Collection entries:
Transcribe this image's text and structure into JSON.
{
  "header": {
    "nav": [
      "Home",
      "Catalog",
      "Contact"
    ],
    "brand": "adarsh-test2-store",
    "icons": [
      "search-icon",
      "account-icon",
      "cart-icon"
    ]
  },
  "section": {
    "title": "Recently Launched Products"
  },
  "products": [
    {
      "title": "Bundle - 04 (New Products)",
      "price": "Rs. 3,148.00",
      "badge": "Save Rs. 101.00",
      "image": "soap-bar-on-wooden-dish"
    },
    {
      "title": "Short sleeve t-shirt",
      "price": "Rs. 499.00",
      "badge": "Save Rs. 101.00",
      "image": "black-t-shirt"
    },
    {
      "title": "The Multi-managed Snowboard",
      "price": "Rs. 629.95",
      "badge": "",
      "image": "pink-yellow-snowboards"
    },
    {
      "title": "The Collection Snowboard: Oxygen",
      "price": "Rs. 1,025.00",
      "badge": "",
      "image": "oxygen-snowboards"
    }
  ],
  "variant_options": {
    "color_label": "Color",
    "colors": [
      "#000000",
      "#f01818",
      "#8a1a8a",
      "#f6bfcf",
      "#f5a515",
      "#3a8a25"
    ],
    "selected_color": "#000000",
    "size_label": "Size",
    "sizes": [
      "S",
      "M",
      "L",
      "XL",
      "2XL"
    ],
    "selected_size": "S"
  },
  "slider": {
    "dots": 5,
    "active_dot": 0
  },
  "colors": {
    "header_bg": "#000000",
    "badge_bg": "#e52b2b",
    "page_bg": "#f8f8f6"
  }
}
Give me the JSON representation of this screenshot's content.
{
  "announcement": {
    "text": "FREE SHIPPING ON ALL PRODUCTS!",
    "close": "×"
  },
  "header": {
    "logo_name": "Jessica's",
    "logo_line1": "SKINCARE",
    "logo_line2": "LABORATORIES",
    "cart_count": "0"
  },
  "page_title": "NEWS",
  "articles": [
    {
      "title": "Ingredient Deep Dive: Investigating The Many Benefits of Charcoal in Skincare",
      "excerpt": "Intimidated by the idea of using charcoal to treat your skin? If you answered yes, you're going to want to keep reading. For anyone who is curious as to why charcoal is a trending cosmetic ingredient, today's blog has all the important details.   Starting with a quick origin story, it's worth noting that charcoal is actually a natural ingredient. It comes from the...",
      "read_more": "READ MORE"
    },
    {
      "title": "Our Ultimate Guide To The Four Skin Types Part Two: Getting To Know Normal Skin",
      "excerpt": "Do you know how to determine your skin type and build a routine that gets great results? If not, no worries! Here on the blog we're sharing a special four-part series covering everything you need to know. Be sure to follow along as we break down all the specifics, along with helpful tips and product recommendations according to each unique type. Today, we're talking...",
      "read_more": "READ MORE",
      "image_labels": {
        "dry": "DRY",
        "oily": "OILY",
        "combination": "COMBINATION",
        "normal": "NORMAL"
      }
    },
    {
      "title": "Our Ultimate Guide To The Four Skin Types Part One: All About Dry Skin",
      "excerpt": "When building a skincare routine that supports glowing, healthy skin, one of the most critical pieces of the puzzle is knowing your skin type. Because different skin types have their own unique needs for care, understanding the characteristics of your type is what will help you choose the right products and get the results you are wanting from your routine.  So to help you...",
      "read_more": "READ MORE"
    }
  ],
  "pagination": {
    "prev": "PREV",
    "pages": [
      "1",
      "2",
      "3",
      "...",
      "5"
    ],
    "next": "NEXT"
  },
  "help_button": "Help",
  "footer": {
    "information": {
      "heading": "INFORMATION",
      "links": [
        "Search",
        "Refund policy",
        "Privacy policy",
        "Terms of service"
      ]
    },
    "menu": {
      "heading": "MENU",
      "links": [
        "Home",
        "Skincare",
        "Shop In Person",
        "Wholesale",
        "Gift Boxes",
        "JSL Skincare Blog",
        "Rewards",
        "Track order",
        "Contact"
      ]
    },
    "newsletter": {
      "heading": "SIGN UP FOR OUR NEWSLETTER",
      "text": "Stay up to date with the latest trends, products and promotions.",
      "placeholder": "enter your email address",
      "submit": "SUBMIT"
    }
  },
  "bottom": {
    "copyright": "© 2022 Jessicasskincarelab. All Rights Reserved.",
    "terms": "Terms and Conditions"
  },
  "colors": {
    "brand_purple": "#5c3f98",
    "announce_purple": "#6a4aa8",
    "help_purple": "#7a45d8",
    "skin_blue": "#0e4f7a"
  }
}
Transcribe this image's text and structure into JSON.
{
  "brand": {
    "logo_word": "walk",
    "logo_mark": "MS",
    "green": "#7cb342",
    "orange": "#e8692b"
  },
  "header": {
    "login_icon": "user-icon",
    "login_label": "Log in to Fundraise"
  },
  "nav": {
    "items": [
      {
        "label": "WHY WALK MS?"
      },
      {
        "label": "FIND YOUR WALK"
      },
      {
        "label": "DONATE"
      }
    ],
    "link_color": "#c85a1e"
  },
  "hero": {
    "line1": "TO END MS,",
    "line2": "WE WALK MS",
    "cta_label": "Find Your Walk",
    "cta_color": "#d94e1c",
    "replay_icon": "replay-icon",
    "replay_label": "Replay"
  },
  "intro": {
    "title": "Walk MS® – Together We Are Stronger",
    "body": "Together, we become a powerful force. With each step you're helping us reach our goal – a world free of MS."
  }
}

• **Exercise details**: Copy each line above that contains the word "results".

• **Reply**:
      "excerpt": "Do you know how to determine your skin type and build a routine that gets great results? If not, no worries! Here on the blog we're sharing a special four-part series covering everything you need to know. Be sure to follow along as we break down all the specifics, along with helpful tips and product recommendations according to each unique type. Today, we're talking...",
      "excerpt": "When building a skincare routine that supports glowing, healthy skin, one of the most critical pieces of the puzzle is knowing your skin type. Because different skin types have their own unique needs for care, understanding the characteristics of your type is what will help you choose the right products and get the results you are wanting from your routine.  So to help you...",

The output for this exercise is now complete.